>> begin
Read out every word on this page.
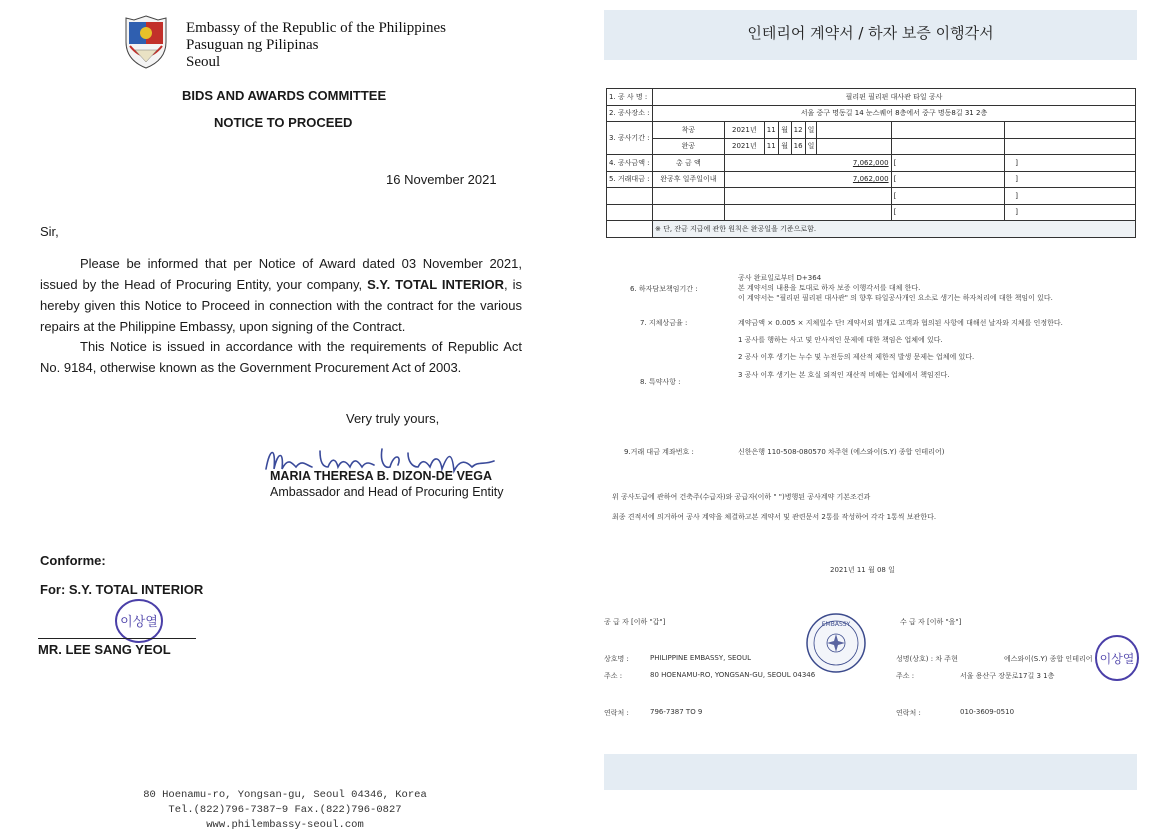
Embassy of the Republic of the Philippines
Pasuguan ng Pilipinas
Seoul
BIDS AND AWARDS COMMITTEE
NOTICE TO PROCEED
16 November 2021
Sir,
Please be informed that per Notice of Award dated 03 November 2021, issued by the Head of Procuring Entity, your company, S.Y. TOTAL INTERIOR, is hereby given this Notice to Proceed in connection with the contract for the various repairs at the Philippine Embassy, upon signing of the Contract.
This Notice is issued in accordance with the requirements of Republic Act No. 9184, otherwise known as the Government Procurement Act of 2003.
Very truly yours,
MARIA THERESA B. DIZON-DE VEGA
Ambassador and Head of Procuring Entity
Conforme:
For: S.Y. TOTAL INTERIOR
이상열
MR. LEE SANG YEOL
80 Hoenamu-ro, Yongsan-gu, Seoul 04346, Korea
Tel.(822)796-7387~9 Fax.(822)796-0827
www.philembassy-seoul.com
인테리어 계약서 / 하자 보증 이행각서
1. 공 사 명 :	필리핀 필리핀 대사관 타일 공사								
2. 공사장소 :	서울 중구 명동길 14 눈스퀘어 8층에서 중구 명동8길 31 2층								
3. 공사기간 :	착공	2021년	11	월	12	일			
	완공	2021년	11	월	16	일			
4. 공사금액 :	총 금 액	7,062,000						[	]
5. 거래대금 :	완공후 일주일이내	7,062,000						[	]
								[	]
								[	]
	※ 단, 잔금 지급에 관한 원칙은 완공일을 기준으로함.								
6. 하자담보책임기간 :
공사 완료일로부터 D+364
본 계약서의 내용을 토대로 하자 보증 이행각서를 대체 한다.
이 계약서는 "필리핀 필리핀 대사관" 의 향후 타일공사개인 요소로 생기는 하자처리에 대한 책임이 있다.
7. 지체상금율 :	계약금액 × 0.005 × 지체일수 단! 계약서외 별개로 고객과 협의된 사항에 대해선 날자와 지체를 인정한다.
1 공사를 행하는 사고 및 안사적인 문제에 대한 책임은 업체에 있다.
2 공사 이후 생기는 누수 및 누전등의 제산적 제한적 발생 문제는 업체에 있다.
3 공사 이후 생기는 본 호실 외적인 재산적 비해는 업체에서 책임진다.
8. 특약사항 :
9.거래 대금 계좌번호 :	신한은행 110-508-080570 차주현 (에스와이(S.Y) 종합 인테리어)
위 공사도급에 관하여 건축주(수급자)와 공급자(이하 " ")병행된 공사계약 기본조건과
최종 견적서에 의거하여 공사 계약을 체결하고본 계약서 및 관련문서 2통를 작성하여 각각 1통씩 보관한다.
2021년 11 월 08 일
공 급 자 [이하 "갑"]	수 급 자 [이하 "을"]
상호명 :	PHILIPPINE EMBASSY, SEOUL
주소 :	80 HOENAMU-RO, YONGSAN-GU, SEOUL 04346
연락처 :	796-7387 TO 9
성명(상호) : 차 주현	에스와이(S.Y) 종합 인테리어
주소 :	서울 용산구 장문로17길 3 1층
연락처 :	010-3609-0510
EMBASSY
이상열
>> end
--- Do this ---
Output the data exactly. Pictures don't belong in the result.

--- Written answer ---
Read out every word on this page.
Embassy of the Republic of the Philippines
Pasuguan ng Pilipinas
Seoul
BIDS AND AWARDS COMMITTEE
NOTICE TO PROCEED
16 November 2021
Sir,
Please be informed that per Notice of Award dated 03 November 2021, issued by the Head of Procuring Entity, your company, S.Y. TOTAL INTERIOR, is hereby given this Notice to Proceed in connection with the contract for the various repairs at the Philippine Embassy, upon signing of the Contract.
This Notice is issued in accordance with the requirements of Republic Act No. 9184, otherwise known as the Government Procurement Act of 2003.
Very truly yours,
MARIA THERESA B. DIZON-DE VEGA
Ambassador and Head of Procuring Entity
Conforme:
For: S.Y. TOTAL INTERIOR
이상열
MR. LEE SANG YEOL
80 Hoenamu-ro, Yongsan-gu, Seoul 04346, Korea
Tel.(822)796-7387~9 Fax.(822)796-0827
www.philembassy-seoul.com
인테리어 계약서 / 하자 보증 이행각서
1. 공 사 명 :	필리핀 필리핀 대사관 타일 공사								
2. 공사장소 :	서울 중구 명동길 14 눈스퀘어 8층에서 중구 명동8길 31 2층								
3. 공사기간 :	착공	2021년	11	월	12	일			
	완공	2021년	11	월	16	일			
4. 공사금액 :	총 금 액	7,062,000						[	]
5. 거래대금 :	완공후 일주일이내	7,062,000						[	]
								[	]
								[	]
	※ 단, 잔금 지급에 관한 원칙은 완공일을 기준으로함.								
6. 하자담보책임기간 :
공사 완료일로부터 D+364
본 계약서의 내용을 토대로 하자 보증 이행각서를 대체 한다.
이 계약서는 "필리핀 필리핀 대사관" 의 향후 타일공사개인 요소로 생기는 하자처리에 대한 책임이 있다.
7. 지체상금율 :	계약금액 × 0.005 × 지체일수 단! 계약서외 별개로 고객과 협의된 사항에 대해선 날자와 지체를 인정한다.
1 공사를 행하는 사고 및 안사적인 문제에 대한 책임은 업체에 있다.
2 공사 이후 생기는 누수 및 누전등의 제산적 제한적 발생 문제는 업체에 있다.
3 공사 이후 생기는 본 호실 외적인 재산적 비해는 업체에서 책임진다.
8. 특약사항 :
9.거래 대금 계좌번호 :	신한은행 110-508-080570 차주현 (에스와이(S.Y) 종합 인테리어)
위 공사도급에 관하여 건축주(수급자)와 공급자(이하 " ")병행된 공사계약 기본조건과
최종 견적서에 의거하여 공사 계약을 체결하고본 계약서 및 관련문서 2통를 작성하여 각각 1통씩 보관한다.
2021년 11 월 08 일
공 급 자 [이하 "갑"]	수 급 자 [이하 "을"]
상호명 :	PHILIPPINE EMBASSY, SEOUL
주소 :	80 HOENAMU-RO, YONGSAN-GU, SEOUL 04346
연락처 :	796-7387 TO 9
성명(상호) : 차 주현	에스와이(S.Y) 종합 인테리어
주소 :	서울 용산구 장문로17길 3 1층
연락처 :	010-3609-0510
EMBASSY
이상열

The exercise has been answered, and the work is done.